Suppurative superficial thrombophlebitis is a more serious condition that can lead to sepsis and death, even with appropriate aggressive intervention.[2] A frequent complication is embolization of infected thrombus to distant sites, most commonly the lungs, leading to septic pulmonary emboli, hypoxia, sepsis, and often death.[3] Patient factors such as burns,[4] steroid usage,[5] or intravenous drug use[3] increase the risk of developing septic phlebitis and its complications.
Septic phlebitis of the deep venous system is a rare, but life-threatening, emergency that may fail to respond to even the most aggressive therapy. Any vessel can theoretically be involved, but the more common entities are detailed below.
Septic thrombophlebitis of the IVC or SVC is primarily the result of central venous catheter placement, with increased incidence in burn patients and those receiving total parenteral nutrition.[6] Patients are generally very ill appearing with high fever, and they may also have signs of venous occlusion, including arm and neck edema. The mortality rate of these infections is high, but cases of successful treatment have been reported.[6]
Lemierre syndrome is a suppurative thrombophlebitis of the internal jugular vein caused by oropharyngeal infections such as tonsillitis and dental infections. Spread of the infection into the parapharyngeal space that houses the carotid sheath leads to local inflammation and thrombosis of the jugular vein. Lemierre syndrome is easily missed and is more common than is generally appreciated.[7, 8] Unlike superficial vein thrombophlebitis, septic pulmonary emboli are nearly always present and lead to grave complications such as empyema, lung cavitation, and hypoxemia. Less commonly, septic emboli may traverse a patent foramen ovale and cause distant metastatic infections such as septic arthritis, osteomyelitis, and hepatic abscesses.[9]
Septic pelvic thrombophlebitis and ovarian vein thrombophlebitis are seen principally as a complication of puerperal uterine infections, such as endometritis and septic abortion.[10] Rarely, pelvic phlebitis may result from severe pelvic inflammatory disease or progressive infection of the urinary tract. In abdominal infections, such as appendicitis and diverticulitis, infection may spread to cause neighboring septic phlebitities.

**Work instruction**
Rewrite the thrombophlebitis passage between "Suppurative superficial thrombophlebitis" and "and its complications.", inclusive, replacing "steroid usage" with "steroid use".

**Study material**
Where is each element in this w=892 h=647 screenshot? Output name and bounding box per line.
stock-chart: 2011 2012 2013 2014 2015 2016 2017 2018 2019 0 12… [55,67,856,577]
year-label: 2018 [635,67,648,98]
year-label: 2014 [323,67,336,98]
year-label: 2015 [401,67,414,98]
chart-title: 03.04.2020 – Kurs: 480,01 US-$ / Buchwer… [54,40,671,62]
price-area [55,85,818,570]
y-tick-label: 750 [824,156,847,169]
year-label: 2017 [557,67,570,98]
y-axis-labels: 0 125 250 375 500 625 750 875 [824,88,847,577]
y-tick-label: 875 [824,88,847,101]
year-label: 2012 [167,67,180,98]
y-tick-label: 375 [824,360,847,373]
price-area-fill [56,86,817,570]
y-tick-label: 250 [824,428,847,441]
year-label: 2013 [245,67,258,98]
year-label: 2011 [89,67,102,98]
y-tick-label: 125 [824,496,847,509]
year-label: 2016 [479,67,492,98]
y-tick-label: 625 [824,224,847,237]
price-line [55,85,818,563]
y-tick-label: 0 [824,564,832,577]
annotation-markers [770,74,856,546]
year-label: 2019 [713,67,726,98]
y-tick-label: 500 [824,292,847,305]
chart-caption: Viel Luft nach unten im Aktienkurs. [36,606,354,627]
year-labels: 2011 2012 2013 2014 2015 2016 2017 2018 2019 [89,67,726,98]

**Completed task**
Suppurative superficial thrombophlebitis is a more serious condition that can lead to sepsis and death, even with appropriate aggressive intervention.[2] A frequent complication is embolization of infected thrombus to distant sites, most commonly the lungs, leading to septic pulmonary emboli, hypoxia, sepsis, and often death.[3] Patient factors such as burns,[4] steroid use,[5] or intravenous drug use[3] increase the risk of developing septic phlebitis and its complications.